» **RECORDS TO PROCESS**:

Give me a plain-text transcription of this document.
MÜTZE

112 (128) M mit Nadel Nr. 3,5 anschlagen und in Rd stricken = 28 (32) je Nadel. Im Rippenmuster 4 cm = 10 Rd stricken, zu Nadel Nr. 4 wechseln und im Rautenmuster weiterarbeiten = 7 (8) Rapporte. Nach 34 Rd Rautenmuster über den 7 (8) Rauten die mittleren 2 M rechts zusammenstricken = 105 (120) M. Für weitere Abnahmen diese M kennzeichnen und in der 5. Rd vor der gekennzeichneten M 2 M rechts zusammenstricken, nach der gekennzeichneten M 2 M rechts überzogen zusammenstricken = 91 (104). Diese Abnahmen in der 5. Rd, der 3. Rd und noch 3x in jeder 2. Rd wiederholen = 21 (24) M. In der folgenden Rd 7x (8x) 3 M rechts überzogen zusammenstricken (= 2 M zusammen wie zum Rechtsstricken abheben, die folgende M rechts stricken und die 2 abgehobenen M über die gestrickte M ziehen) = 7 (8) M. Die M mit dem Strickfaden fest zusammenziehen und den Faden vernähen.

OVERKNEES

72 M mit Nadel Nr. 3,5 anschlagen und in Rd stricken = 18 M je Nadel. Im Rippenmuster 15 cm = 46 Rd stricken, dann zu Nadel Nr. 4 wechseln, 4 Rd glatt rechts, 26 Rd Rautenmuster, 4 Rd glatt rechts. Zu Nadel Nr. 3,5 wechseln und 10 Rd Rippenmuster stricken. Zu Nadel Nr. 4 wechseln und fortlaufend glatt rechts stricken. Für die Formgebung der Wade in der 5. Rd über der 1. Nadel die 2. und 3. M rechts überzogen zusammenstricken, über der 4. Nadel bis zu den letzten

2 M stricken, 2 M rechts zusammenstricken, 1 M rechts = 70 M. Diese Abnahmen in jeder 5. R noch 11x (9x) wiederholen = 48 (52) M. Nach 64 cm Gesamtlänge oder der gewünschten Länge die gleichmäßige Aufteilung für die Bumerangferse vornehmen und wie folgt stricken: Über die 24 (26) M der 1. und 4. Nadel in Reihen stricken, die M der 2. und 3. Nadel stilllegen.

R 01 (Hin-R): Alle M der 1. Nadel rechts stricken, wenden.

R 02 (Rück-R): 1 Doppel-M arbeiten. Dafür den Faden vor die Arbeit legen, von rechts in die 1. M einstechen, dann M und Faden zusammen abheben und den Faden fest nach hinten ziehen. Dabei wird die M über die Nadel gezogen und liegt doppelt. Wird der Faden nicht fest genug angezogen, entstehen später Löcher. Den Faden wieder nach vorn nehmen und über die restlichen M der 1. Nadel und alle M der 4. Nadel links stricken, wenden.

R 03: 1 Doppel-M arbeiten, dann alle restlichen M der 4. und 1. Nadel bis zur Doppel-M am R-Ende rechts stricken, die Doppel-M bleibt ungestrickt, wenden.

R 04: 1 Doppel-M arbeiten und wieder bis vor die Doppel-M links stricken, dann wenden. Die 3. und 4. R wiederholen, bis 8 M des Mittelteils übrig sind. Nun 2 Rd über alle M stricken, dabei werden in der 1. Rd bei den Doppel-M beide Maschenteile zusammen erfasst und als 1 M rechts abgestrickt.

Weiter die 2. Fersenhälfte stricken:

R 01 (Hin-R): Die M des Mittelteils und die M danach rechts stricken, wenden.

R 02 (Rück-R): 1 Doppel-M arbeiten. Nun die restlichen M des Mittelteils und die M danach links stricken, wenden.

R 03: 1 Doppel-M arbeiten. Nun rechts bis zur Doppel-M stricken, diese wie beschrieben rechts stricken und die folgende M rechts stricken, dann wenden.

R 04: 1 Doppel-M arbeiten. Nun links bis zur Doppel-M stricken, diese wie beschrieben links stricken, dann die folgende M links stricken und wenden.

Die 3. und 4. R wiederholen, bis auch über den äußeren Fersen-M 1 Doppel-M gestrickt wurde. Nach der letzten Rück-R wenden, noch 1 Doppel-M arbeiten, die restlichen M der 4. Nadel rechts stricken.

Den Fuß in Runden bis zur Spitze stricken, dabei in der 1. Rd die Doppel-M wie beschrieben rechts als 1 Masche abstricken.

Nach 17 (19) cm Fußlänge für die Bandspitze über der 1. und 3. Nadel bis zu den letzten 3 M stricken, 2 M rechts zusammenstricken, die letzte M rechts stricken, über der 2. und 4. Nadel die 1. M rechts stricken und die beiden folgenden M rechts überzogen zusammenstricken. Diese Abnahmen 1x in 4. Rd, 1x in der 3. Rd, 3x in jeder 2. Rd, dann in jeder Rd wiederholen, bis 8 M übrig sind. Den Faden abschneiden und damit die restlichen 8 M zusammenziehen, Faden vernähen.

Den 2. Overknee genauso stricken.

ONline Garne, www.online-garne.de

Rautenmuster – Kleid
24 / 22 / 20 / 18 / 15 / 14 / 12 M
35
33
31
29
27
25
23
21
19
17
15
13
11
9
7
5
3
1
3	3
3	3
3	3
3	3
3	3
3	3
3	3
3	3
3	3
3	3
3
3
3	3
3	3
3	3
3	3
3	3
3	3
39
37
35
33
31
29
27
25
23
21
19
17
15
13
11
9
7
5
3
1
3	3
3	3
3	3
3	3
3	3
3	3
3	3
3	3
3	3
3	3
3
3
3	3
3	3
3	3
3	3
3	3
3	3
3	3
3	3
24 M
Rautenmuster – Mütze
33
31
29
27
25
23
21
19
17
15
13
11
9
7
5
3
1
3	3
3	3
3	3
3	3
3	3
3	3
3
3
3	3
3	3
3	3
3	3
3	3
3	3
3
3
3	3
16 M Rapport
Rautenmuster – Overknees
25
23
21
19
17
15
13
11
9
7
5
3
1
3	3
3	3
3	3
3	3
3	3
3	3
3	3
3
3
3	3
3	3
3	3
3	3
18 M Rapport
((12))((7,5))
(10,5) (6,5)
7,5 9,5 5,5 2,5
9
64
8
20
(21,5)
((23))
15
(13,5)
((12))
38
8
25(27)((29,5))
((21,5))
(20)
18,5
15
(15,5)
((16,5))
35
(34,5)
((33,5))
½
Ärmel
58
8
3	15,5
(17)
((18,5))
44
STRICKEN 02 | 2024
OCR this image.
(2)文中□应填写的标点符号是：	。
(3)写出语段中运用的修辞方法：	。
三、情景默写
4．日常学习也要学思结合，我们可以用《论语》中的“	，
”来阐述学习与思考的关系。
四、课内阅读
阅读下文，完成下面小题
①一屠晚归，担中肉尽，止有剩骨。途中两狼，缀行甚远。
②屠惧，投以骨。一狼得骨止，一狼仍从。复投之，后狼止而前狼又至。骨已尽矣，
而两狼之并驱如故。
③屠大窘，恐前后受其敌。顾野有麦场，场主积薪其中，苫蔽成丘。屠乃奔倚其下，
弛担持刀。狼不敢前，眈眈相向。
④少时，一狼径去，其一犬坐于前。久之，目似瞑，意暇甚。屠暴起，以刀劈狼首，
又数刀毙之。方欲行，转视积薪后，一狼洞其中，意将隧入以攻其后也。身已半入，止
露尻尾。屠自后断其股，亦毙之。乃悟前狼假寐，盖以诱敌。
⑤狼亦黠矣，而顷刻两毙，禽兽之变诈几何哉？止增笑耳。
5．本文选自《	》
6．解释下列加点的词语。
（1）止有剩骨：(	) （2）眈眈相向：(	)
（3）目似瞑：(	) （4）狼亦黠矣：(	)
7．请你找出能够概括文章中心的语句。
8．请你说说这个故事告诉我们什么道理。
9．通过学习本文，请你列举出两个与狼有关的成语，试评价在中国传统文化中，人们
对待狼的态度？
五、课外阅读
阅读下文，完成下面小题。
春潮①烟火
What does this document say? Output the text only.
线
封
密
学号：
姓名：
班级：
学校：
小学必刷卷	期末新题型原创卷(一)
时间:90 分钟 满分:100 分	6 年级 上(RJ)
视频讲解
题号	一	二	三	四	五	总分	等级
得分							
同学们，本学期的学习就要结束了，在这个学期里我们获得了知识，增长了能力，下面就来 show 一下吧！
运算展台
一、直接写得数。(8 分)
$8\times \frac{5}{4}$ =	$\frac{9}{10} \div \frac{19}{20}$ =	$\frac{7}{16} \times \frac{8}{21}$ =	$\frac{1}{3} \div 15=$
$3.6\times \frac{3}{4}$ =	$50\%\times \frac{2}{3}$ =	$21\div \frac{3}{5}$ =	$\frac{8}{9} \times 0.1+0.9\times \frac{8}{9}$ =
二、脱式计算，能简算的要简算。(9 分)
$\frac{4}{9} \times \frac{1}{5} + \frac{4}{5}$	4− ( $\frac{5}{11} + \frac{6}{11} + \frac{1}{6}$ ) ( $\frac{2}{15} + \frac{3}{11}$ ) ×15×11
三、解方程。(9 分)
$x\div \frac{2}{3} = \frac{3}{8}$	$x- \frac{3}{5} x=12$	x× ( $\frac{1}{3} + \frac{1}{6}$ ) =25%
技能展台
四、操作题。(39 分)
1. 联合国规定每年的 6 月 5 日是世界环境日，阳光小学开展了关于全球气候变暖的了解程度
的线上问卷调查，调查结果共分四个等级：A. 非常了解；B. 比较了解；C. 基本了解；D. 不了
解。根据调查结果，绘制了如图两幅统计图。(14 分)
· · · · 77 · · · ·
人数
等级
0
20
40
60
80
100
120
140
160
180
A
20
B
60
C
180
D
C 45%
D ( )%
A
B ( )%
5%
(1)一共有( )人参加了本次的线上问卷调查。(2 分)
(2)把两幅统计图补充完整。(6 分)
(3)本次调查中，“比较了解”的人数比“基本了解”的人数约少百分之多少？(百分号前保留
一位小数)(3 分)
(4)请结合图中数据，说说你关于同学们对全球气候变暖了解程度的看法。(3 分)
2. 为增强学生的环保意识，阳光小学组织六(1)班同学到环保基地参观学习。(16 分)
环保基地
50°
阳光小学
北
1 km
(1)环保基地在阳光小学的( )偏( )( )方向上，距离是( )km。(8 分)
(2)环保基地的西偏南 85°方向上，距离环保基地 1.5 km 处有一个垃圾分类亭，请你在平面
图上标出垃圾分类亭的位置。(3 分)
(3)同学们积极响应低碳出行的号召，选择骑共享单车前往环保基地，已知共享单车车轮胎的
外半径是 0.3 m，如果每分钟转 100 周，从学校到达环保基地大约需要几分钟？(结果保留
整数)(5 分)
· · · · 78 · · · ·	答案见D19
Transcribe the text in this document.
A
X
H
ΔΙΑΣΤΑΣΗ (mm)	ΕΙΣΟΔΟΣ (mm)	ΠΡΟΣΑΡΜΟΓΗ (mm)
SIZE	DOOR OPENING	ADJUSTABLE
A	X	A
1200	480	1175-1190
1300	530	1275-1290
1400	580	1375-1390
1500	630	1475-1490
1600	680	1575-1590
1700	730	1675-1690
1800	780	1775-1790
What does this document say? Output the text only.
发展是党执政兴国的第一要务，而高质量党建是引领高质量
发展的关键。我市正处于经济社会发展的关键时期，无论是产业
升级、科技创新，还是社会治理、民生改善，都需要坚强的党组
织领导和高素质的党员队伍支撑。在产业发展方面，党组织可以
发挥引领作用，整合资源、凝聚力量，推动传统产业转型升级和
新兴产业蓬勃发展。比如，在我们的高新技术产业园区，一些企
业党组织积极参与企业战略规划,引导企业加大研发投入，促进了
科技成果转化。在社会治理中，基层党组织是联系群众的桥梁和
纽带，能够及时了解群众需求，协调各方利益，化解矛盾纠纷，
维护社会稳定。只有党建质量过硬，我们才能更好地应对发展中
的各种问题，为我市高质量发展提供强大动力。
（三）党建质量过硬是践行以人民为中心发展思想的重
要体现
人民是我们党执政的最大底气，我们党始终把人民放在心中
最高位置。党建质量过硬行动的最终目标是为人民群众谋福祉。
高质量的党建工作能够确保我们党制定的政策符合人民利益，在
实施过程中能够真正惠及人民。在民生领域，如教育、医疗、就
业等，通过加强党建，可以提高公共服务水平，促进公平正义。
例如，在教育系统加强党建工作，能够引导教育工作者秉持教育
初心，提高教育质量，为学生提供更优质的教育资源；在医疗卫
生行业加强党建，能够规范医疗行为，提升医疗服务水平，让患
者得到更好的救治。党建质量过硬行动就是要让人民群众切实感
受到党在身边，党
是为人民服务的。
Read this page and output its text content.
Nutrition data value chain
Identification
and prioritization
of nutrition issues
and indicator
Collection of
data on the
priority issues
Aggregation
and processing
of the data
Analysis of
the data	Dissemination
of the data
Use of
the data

» **STATED GOAL**:
Write out once more the lines above beginning at the line with "Read this page and output its text content."; continue through the final line and stop there.

» **ANSWER TO THIS EXERCISE**:
Read this page and output its text content.
Nutrition data value chain
Identification
and prioritization
of nutrition issues
and indicator
Collection of
data on the
priority issues
Aggregation
and processing
of the data
Analysis of
the data	Dissemination
of the data
Use of
the data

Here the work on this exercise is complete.